• Written instruction
Copy each line below that includes "баллов".

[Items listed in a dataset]
══════

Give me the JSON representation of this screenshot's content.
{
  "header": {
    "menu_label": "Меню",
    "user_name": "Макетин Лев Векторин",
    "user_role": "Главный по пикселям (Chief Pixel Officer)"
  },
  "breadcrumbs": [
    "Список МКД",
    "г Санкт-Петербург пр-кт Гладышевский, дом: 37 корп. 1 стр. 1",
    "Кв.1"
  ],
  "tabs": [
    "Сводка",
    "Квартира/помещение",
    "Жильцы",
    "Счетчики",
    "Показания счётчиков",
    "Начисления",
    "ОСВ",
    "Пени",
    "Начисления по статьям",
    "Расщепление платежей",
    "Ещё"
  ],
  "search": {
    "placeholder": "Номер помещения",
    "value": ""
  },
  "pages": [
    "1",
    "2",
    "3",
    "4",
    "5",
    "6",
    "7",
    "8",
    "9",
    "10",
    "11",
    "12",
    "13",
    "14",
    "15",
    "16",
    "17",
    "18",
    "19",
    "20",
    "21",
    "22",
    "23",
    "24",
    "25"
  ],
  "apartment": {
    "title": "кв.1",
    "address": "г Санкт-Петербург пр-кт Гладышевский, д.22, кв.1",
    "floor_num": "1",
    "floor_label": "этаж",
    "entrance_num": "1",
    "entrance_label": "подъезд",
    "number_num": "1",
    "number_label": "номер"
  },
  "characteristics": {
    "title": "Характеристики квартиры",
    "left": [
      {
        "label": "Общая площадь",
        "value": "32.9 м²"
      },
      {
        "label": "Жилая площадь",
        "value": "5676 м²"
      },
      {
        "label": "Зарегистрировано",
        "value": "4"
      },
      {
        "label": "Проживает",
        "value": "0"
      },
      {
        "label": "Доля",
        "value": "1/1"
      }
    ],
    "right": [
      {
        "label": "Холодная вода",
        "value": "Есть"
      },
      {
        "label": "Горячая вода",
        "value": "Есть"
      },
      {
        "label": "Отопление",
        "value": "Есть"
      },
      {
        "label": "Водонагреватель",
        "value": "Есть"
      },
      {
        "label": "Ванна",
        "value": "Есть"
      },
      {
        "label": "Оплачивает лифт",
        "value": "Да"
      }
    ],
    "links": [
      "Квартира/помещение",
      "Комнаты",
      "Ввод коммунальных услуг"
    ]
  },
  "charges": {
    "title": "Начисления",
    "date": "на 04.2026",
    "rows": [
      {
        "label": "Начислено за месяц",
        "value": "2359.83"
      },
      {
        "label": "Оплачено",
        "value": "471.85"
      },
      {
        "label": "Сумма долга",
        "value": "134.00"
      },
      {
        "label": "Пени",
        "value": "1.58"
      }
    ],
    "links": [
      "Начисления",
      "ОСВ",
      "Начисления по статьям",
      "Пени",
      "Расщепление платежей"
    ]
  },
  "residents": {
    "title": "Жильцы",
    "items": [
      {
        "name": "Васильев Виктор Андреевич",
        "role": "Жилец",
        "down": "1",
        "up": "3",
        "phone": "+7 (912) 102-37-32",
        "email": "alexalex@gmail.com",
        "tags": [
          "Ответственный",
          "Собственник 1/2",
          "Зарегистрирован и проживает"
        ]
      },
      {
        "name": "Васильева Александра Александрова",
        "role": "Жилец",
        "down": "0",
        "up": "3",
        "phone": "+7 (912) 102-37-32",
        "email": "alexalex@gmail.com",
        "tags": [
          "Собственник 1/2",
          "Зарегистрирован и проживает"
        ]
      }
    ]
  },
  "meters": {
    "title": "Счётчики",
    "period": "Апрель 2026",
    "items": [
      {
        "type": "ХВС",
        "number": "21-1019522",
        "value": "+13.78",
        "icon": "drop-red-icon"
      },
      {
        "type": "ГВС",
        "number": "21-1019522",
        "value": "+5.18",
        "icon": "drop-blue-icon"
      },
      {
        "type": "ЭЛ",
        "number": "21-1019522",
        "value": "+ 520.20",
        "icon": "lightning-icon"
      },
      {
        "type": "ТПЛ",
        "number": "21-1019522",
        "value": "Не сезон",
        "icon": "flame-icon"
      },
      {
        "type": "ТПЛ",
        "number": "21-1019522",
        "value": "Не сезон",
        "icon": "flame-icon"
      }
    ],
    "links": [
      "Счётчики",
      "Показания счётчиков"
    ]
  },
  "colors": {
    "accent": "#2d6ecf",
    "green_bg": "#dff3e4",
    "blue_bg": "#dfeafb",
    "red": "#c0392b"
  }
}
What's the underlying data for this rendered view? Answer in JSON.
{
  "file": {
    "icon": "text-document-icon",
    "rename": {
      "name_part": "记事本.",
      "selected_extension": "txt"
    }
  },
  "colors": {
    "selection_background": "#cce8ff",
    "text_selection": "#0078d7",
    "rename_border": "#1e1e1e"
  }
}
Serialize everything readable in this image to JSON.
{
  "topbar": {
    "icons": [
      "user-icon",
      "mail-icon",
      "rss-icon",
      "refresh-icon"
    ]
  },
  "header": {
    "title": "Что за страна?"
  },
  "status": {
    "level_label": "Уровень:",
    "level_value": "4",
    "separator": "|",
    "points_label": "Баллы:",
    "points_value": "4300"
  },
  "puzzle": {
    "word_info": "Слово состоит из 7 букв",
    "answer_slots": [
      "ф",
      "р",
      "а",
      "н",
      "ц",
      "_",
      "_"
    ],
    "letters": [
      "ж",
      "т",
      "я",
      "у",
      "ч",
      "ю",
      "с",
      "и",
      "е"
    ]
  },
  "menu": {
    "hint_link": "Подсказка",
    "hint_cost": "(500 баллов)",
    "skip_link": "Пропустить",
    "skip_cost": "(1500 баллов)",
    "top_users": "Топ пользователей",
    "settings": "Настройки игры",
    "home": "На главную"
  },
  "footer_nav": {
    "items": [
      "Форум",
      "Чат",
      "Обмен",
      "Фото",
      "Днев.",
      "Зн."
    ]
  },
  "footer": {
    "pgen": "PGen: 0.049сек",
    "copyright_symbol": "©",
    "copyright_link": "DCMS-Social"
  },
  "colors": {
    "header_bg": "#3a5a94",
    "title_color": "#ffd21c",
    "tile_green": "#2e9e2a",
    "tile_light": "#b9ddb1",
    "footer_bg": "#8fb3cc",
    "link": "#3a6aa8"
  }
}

══════

• Answer to this problem
    "hint_cost": "(500 баллов)",
    "skip_cost": "(1500 баллов)",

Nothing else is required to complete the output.